**Requirement**
Transcribe every entry word for word. Skip the pictures.

**Extracted entries**
[Begin]

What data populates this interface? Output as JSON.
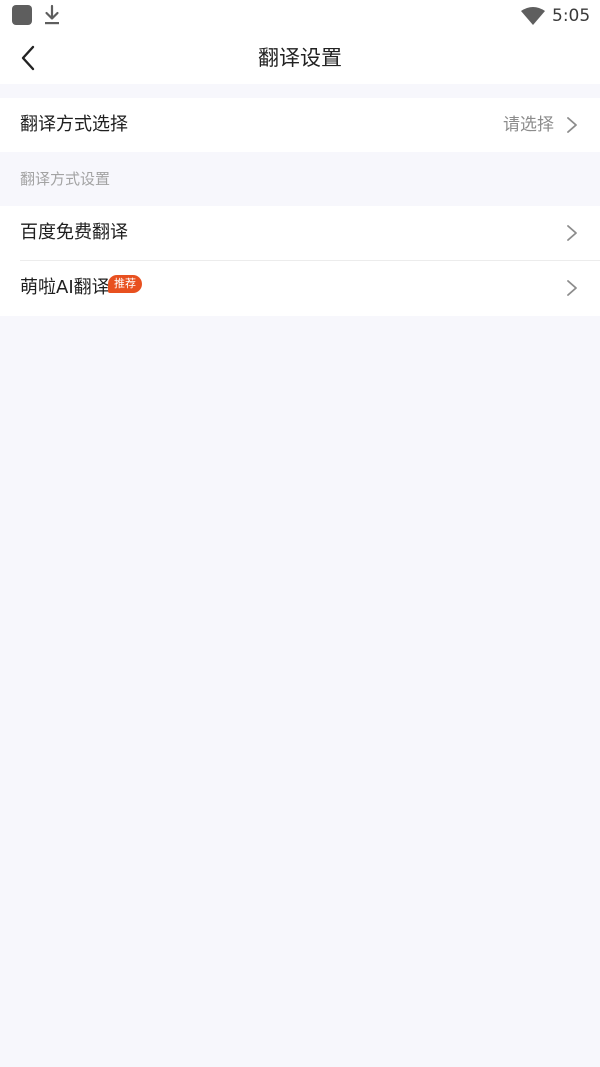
{
  "status_bar": {
    "time": "5:05",
    "icons": [
      "app-icon",
      "download-icon",
      "wifi-icon"
    ]
  },
  "nav": {
    "title": "翻译设置",
    "back_icon": "chevron-left-icon"
  },
  "mode_select": {
    "label": "翻译方式选择",
    "value": "请选择"
  },
  "section": {
    "header": "翻译方式设置"
  },
  "services": [
    {
      "label": "百度免费翻译"
    },
    {
      "label": "萌啦AI翻译",
      "badge": "推荐"
    }
  ],
  "colors": {
    "background": "#f7f7fc",
    "badge": "#e8501f",
    "secondary_text": "#8c8c8c"
  }
}
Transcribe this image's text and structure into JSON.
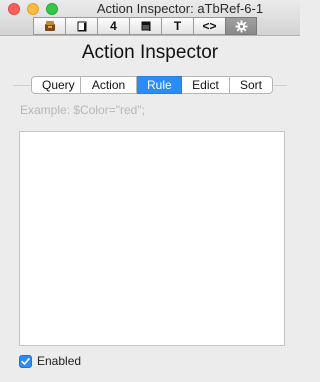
{
  "window": {
    "title": "Action Inspector: aTbRef-6-1"
  },
  "toolbar": {
    "buttons": [
      {
        "icon": "properties-icon"
      },
      {
        "icon": "note-icon"
      },
      {
        "icon": "number-4-icon",
        "glyph": "4"
      },
      {
        "icon": "appearance-icon"
      },
      {
        "icon": "text-icon",
        "glyph": "T"
      },
      {
        "icon": "code-icon",
        "glyph": "<>"
      },
      {
        "icon": "gear-icon",
        "active": true
      }
    ]
  },
  "inspector": {
    "heading": "Action Inspector"
  },
  "tabs": [
    {
      "label": "Query"
    },
    {
      "label": "Action"
    },
    {
      "label": "Rule",
      "active": true
    },
    {
      "label": "Edict"
    },
    {
      "label": "Sort"
    }
  ],
  "rule": {
    "placeholder": "Example: $Color=\"red\";",
    "code": ""
  },
  "enabled": {
    "label": "Enabled",
    "checked": true
  },
  "colors": {
    "accent": "#2a8cf6",
    "close": "#fc605c",
    "minimize": "#fdbc40",
    "maximize": "#34c84a"
  }
}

[End]

**Exercise solution**
What data populates this interface? Output as JSON.
{
  "status_bar": {
    "time": "5:05",
    "icons": [
      "app-icon",
      "download-icon",
      "wifi-icon"
    ]
  },
  "nav": {
    "title": "翻译设置",
    "back_icon": "chevron-left-icon"
  },
  "mode_select": {
    "label": "翻译方式选择",
    "value": "请选择"
  },
  "section": {
    "header": "翻译方式设置"
  },
  "services": [
    {
      "label": "百度免费翻译"
    },
    {
      "label": "萌啦AI翻译",
      "badge": "推荐"
    }
  ],
  "colors": {
    "background": "#f7f7fc",
    "badge": "#e8501f",
    "secondary_text": "#8c8c8c"
  }
}
Transcribe this image's text and structure into JSON.
{
  "window": {
    "title": "Action Inspector: aTbRef-6-1"
  },
  "toolbar": {
    "buttons": [
      {
        "icon": "properties-icon"
      },
      {
        "icon": "note-icon"
      },
      {
        "icon": "number-4-icon",
        "glyph": "4"
      },
      {
        "icon": "appearance-icon"
      },
      {
        "icon": "text-icon",
        "glyph": "T"
      },
      {
        "icon": "code-icon",
        "glyph": "<>"
      },
      {
        "icon": "gear-icon",
        "active": true
      }
    ]
  },
  "inspector": {
    "heading": "Action Inspector"
  },
  "tabs": [
    {
      "label": "Query"
    },
    {
      "label": "Action"
    },
    {
      "label": "Rule",
      "active": true
    },
    {
      "label": "Edict"
    },
    {
      "label": "Sort"
    }
  ],
  "rule": {
    "placeholder": "Example: $Color=\"red\";",
    "code": ""
  },
  "enabled": {
    "label": "Enabled",
    "checked": true
  },
  "colors": {
    "accent": "#2a8cf6",
    "close": "#fc605c",
    "minimize": "#fdbc40",
    "maximize": "#34c84a"
  }
}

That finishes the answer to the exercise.